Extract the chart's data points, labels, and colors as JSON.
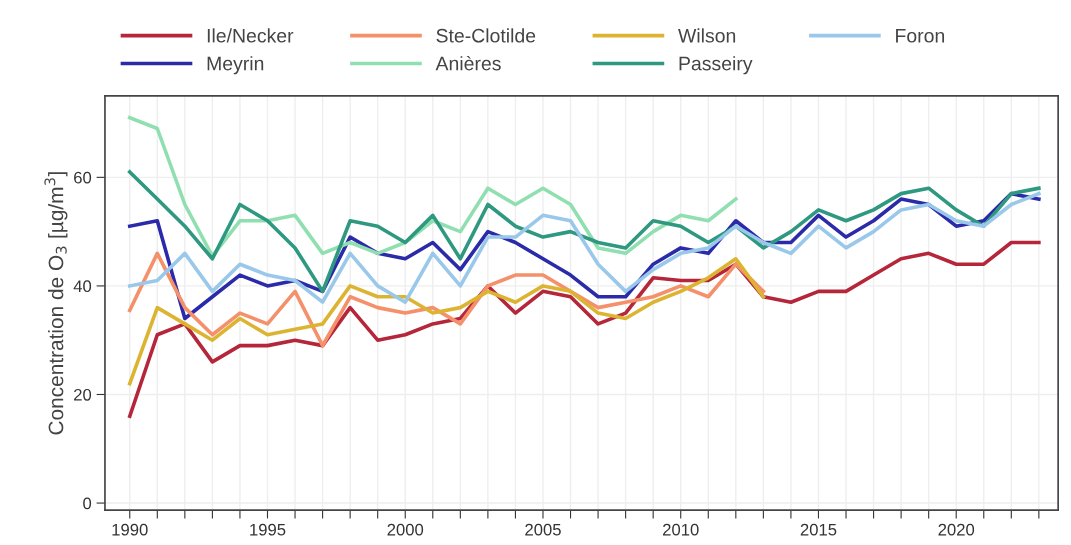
{
  "chart_data": {
    "type": "line",
    "ylabel": "Concentration de O$_{3}$ [µg/m$^{3}$]",
    "x": [
      1990,
      1991,
      1992,
      1993,
      1994,
      1995,
      1996,
      1997,
      1998,
      1999,
      2000,
      2001,
      2002,
      2003,
      2004,
      2005,
      2006,
      2007,
      2008,
      2009,
      2010,
      2011,
      2012,
      2013,
      2014,
      2015,
      2016,
      2017,
      2018,
      2019,
      2020,
      2021,
      2022,
      2023
    ],
    "series": [
      {
        "name": "Ile/Necker",
        "color": "#b5263a",
        "values": [
          16,
          31,
          33,
          26,
          29,
          29,
          30,
          29,
          36,
          30,
          31,
          33,
          34,
          40,
          35,
          39,
          38,
          33,
          35,
          41.5,
          41,
          41,
          44,
          38,
          37,
          39,
          39,
          42,
          45,
          46,
          44,
          44,
          48,
          48
        ]
      },
      {
        "name": "Meyrin",
        "color": "#2b2aa8",
        "values": [
          51,
          52,
          34,
          38,
          42,
          40,
          41,
          39,
          49,
          46,
          45,
          48,
          43,
          50,
          48,
          45,
          42,
          38,
          38,
          44,
          47,
          46,
          52,
          48,
          48,
          53,
          49,
          52,
          56,
          55,
          51,
          52,
          57,
          56
        ]
      },
      {
        "name": "Ste-Clotilde",
        "color": "#f4906a",
        "values": [
          35.5,
          46,
          36,
          31,
          35,
          33,
          39,
          29,
          38,
          36,
          35,
          36,
          33,
          40,
          42,
          42,
          39,
          36,
          37,
          38,
          40,
          38,
          44,
          39,
          null,
          null,
          null,
          null,
          null,
          null,
          null,
          null,
          null,
          null
        ]
      },
      {
        "name": "Anières",
        "color": "#90dfb0",
        "values": [
          71,
          69,
          55,
          45.5,
          52,
          52,
          53,
          46,
          48,
          46,
          48,
          52,
          50,
          58,
          55,
          58,
          55,
          47,
          46,
          50,
          53,
          52,
          56,
          null,
          null,
          null,
          null,
          null,
          null,
          null,
          null,
          null,
          null,
          null
        ]
      },
      {
        "name": "Wilson",
        "color": "#dcb432",
        "values": [
          22,
          36,
          33,
          30,
          34,
          31,
          32,
          33,
          40,
          38,
          38,
          35,
          36,
          39,
          37,
          40,
          39,
          35,
          34,
          37,
          39,
          41.5,
          45,
          38,
          null,
          null,
          null,
          null,
          null,
          null,
          null,
          null,
          null,
          null
        ]
      },
      {
        "name": "Passeiry",
        "color": "#2e9980",
        "values": [
          61,
          56,
          51,
          45,
          55,
          52,
          47,
          39,
          52,
          51,
          48,
          53,
          45,
          55,
          51,
          49,
          50,
          48,
          47,
          52,
          51,
          48,
          51,
          47,
          50,
          54,
          52,
          54,
          57,
          58,
          54,
          51,
          57,
          58
        ]
      },
      {
        "name": "Foron",
        "color": "#99c8ea",
        "values": [
          40,
          41,
          46,
          39,
          44,
          42,
          41,
          37,
          46,
          40,
          37,
          46,
          40,
          49,
          49,
          53,
          52,
          44,
          39,
          43,
          46,
          47,
          51,
          48,
          46,
          51,
          47,
          50,
          54,
          55,
          52,
          51,
          55,
          57
        ]
      }
    ],
    "xlim": [
      1989.1,
      2023.7
    ],
    "xticks": [
      1990,
      {
        "value": 1991,
        "label": null
      },
      {
        "value": 1992,
        "label": null
      },
      {
        "value": 1993,
        "label": null
      },
      {
        "value": 1994,
        "label": null
      },
      1995,
      {
        "value": 1996,
        "label": null
      },
      {
        "value": 1997,
        "label": null
      },
      {
        "value": 1998,
        "label": null
      },
      {
        "value": 1999,
        "label": null
      },
      2000,
      {
        "value": 2001,
        "label": null
      },
      {
        "value": 2002,
        "label": null
      },
      {
        "value": 2003,
        "label": null
      },
      {
        "value": 2004,
        "label": null
      },
      2005,
      {
        "value": 2006,
        "label": null
      },
      {
        "value": 2007,
        "label": null
      },
      {
        "value": 2008,
        "label": null
      },
      {
        "value": 2009,
        "label": null
      },
      2010,
      {
        "value": 2011,
        "label": null
      },
      {
        "value": 2012,
        "label": null
      },
      {
        "value": 2013,
        "label": null
      },
      {
        "value": 2014,
        "label": null
      },
      2015,
      {
        "value": 2016,
        "label": null
      },
      {
        "value": 2017,
        "label": null
      },
      {
        "value": 2018,
        "label": null
      },
      {
        "value": 2019,
        "label": null
      },
      2020,
      {
        "value": 2021,
        "label": null
      },
      {
        "value": 2022,
        "label": null
      },
      {
        "value": 2023,
        "label": null
      }
    ],
    "ylim": [
      -1.3,
      75
    ],
    "yticks": [
      0,
      20,
      40,
      60
    ],
    "grid": true,
    "legend": "top left",
    "line_style": "solid",
    "marker": "none"
  }
}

> **What is expected**:
In the records above, locate each line with the word "name". Copy all such lines.

> **Final result**:
        "name": "Ile/Necker",
        "name": "Meyrin",
        "name": "Ste-Clotilde",
        "name": "Anières",
        "name": "Wilson",
        "name": "Passeiry",
        "name": "Foron",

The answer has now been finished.